Dataset items
===============
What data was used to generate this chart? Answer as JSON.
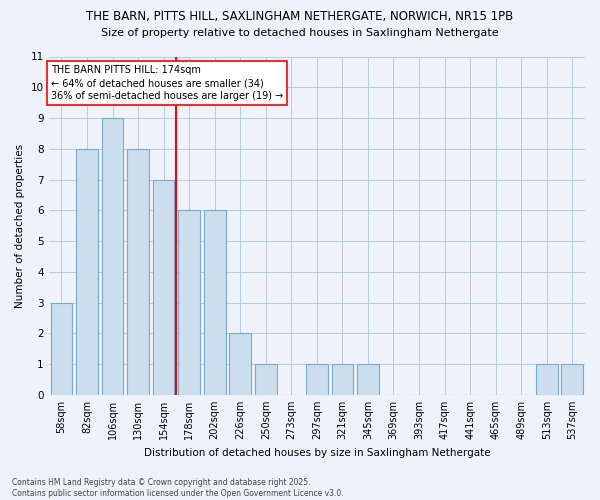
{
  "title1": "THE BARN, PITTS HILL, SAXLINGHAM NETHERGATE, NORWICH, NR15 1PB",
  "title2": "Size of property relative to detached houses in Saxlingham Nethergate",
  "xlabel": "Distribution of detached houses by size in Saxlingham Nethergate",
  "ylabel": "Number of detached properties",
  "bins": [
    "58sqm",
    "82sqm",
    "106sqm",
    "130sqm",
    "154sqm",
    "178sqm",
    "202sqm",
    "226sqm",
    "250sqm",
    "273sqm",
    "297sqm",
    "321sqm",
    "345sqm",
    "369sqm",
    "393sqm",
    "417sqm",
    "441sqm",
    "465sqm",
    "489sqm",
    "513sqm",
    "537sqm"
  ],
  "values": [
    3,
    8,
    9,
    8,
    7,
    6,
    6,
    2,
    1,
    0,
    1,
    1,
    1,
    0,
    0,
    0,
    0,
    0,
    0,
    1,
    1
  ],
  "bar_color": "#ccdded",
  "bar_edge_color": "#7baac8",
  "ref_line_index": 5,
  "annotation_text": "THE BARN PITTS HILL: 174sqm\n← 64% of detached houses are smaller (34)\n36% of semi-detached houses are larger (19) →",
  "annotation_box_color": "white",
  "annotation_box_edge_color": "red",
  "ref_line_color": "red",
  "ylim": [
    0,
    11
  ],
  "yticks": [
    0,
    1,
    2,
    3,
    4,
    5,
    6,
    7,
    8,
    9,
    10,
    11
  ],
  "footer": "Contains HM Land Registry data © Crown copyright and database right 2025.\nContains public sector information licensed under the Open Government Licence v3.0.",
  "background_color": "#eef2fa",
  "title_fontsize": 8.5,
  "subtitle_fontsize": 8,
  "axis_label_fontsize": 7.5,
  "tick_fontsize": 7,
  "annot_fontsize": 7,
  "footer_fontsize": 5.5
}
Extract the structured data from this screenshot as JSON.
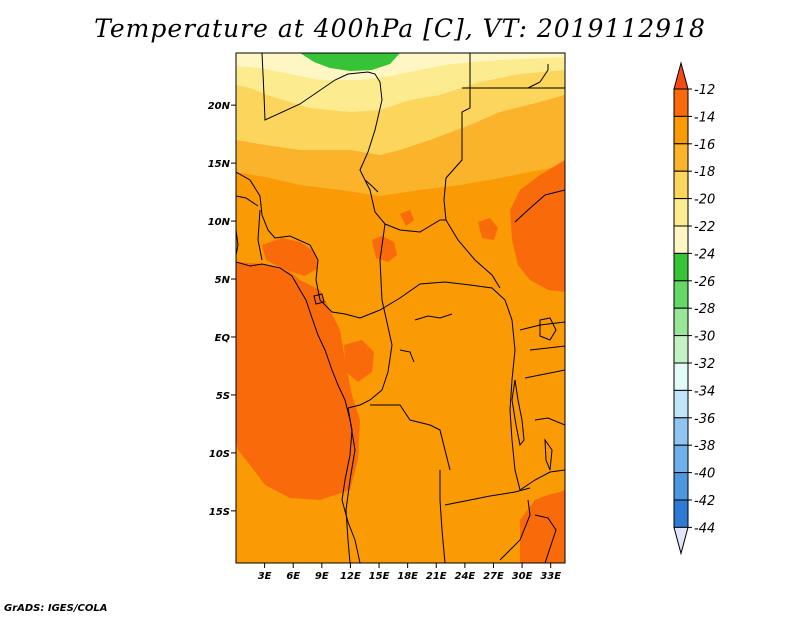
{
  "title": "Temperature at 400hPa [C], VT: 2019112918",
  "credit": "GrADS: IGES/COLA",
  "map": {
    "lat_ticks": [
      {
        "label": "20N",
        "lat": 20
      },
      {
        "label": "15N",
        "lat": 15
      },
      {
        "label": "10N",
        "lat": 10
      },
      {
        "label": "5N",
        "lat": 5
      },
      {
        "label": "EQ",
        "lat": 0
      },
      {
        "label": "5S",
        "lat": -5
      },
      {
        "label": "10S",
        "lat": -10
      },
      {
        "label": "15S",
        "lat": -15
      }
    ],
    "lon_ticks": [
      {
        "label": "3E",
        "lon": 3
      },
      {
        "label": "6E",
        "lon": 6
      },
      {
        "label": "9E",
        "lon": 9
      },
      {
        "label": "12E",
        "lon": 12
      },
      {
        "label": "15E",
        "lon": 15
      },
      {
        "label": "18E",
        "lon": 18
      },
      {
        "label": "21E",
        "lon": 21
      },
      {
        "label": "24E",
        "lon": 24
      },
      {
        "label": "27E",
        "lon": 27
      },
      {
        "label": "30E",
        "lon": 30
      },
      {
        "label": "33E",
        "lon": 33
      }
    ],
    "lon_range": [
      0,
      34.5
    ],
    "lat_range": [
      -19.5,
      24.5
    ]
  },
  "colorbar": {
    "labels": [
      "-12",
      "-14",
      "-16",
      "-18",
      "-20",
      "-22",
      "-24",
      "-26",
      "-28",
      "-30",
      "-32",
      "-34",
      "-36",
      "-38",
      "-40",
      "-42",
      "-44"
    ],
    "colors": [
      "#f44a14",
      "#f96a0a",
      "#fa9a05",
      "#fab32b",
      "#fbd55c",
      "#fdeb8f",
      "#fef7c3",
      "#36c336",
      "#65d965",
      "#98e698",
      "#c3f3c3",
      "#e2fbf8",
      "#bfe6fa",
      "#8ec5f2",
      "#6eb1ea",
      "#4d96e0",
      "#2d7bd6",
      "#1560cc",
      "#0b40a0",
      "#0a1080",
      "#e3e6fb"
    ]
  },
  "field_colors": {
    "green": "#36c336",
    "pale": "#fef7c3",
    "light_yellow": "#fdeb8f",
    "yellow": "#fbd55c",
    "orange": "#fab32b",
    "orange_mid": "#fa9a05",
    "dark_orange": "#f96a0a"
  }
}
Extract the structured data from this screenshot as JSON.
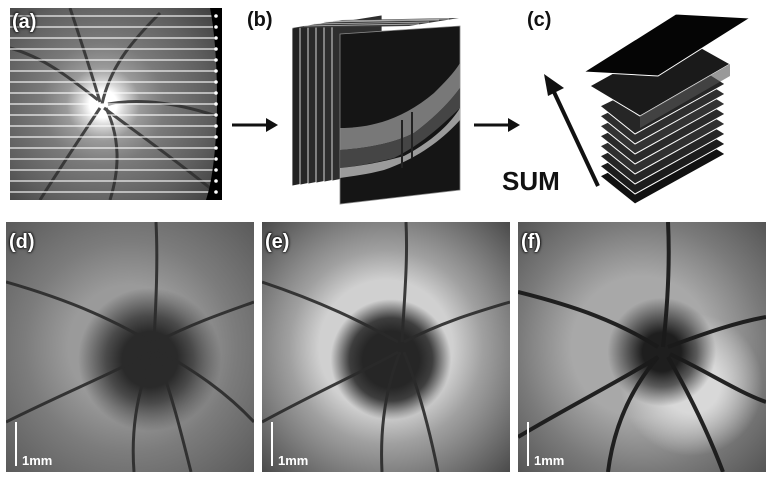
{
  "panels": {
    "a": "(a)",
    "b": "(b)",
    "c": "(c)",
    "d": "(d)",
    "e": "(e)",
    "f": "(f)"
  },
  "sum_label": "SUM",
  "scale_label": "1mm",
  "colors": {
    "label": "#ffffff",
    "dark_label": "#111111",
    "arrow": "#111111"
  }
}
===============
• _Required task_:
From the listing, extract all text exactly as given and drop any picture.

• _Response to this task_:
What data was used to generate this chart? Answer as JSON.
{
  "title1": "THE BARN, PITTS HILL, SAXLINGHAM NETHERGATE, NORWICH, NR15 1PB",
  "title2": "Size of property relative to detached houses in Saxlingham Nethergate",
  "xlabel": "Distribution of detached houses by size in Saxlingham Nethergate",
  "ylabel": "Number of detached properties",
  "bins": [
    "58sqm",
    "82sqm",
    "106sqm",
    "130sqm",
    "154sqm",
    "178sqm",
    "202sqm",
    "226sqm",
    "250sqm",
    "273sqm",
    "297sqm",
    "321sqm",
    "345sqm",
    "369sqm",
    "393sqm",
    "417sqm",
    "441sqm",
    "465sqm",
    "489sqm",
    "513sqm",
    "537sqm"
  ],
  "values": [
    3,
    8,
    9,
    8,
    7,
    6,
    6,
    2,
    1,
    0,
    1,
    1,
    1,
    0,
    0,
    0,
    0,
    0,
    0,
    1,
    1
  ],
  "bar_color": "#ccdded",
  "bar_edge_color": "#7baac8",
  "ref_line_index": 5,
  "annotation_text": "THE BARN PITTS HILL: 174sqm\n← 64% of detached houses are smaller (34)\n36% of semi-detached houses are larger (19) →",
  "annotation_box_color": "white",
  "annotation_box_edge_color": "red",
  "ref_line_color": "red",
  "ylim": [
    0,
    11
  ],
  "yticks": [
    0,
    1,
    2,
    3,
    4,
    5,
    6,
    7,
    8,
    9,
    10,
    11
  ],
  "footer": "Contains HM Land Registry data © Crown copyright and database right 2025.\nContains public sector information licensed under the Open Government Licence v3.0.",
  "background_color": "#eef2fa",
  "title_fontsize": 8.5,
  "subtitle_fontsize": 8,
  "axis_label_fontsize": 7.5,
  "tick_fontsize": 7,
  "annot_fontsize": 7,
  "footer_fontsize": 5.5
}
Extract the structured data from this screenshot as JSON.
{
  "title": "Temperature at 400hPa [C], VT: 2019112918",
  "credit": "GrADS: IGES/COLA",
  "map": {
    "lat_ticks": [
      {
        "label": "20N",
        "lat": 20
      },
      {
        "label": "15N",
        "lat": 15
      },
      {
        "label": "10N",
        "lat": 10
      },
      {
        "label": "5N",
        "lat": 5
      },
      {
        "label": "EQ",
        "lat": 0
      },
      {
        "label": "5S",
        "lat": -5
      },
      {
        "label": "10S",
        "lat": -10
      },
      {
        "label": "15S",
        "lat": -15
      }
    ],
    "lon_ticks": [
      {
        "label": "3E",
        "lon": 3
      },
      {
        "label": "6E",
        "lon": 6
      },
      {
        "label": "9E",
        "lon": 9
      },
      {
        "label": "12E",
        "lon": 12
      },
      {
        "label": "15E",
        "lon": 15
      },
      {
        "label": "18E",
        "lon": 18
      },
      {
        "label": "21E",
        "lon": 21
      },
      {
        "label": "24E",
        "lon": 24
      },
      {
        "label": "27E",
        "lon": 27
      },
      {
        "label": "30E",
        "lon": 30
      },
      {
        "label": "33E",
        "lon": 33
      }
    ],
    "lon_range": [
      0,
      34.5
    ],
    "lat_range": [
      -19.5,
      24.5
    ]
  },
  "colorbar": {
    "labels": [
      "-12",
      "-14",
      "-16",
      "-18",
      "-20",
      "-22",
      "-24",
      "-26",
      "-28",
      "-30",
      "-32",
      "-34",
      "-36",
      "-38",
      "-40",
      "-42",
      "-44"
    ],
    "colors": [
      "#f44a14",
      "#f96a0a",
      "#fa9a05",
      "#fab32b",
      "#fbd55c",
      "#fdeb8f",
      "#fef7c3",
      "#36c336",
      "#65d965",
      "#98e698",
      "#c3f3c3",
      "#e2fbf8",
      "#bfe6fa",
      "#8ec5f2",
      "#6eb1ea",
      "#4d96e0",
      "#2d7bd6",
      "#1560cc",
      "#0b40a0",
      "#0a1080",
      "#e3e6fb"
    ]
  },
  "field_colors": {
    "green": "#36c336",
    "pale": "#fef7c3",
    "light_yellow": "#fdeb8f",
    "yellow": "#fbd55c",
    "orange": "#fab32b",
    "orange_mid": "#fa9a05",
    "dark_orange": "#f96a0a"
  }
}
Extract the structured data from this screenshot as JSON.
{
  "panels": {
    "a": "(a)",
    "b": "(b)",
    "c": "(c)",
    "d": "(d)",
    "e": "(e)",
    "f": "(f)"
  },
  "sum_label": "SUM",
  "scale_label": "1mm",
  "colors": {
    "label": "#ffffff",
    "dark_label": "#111111",
    "arrow": "#111111"
  }
}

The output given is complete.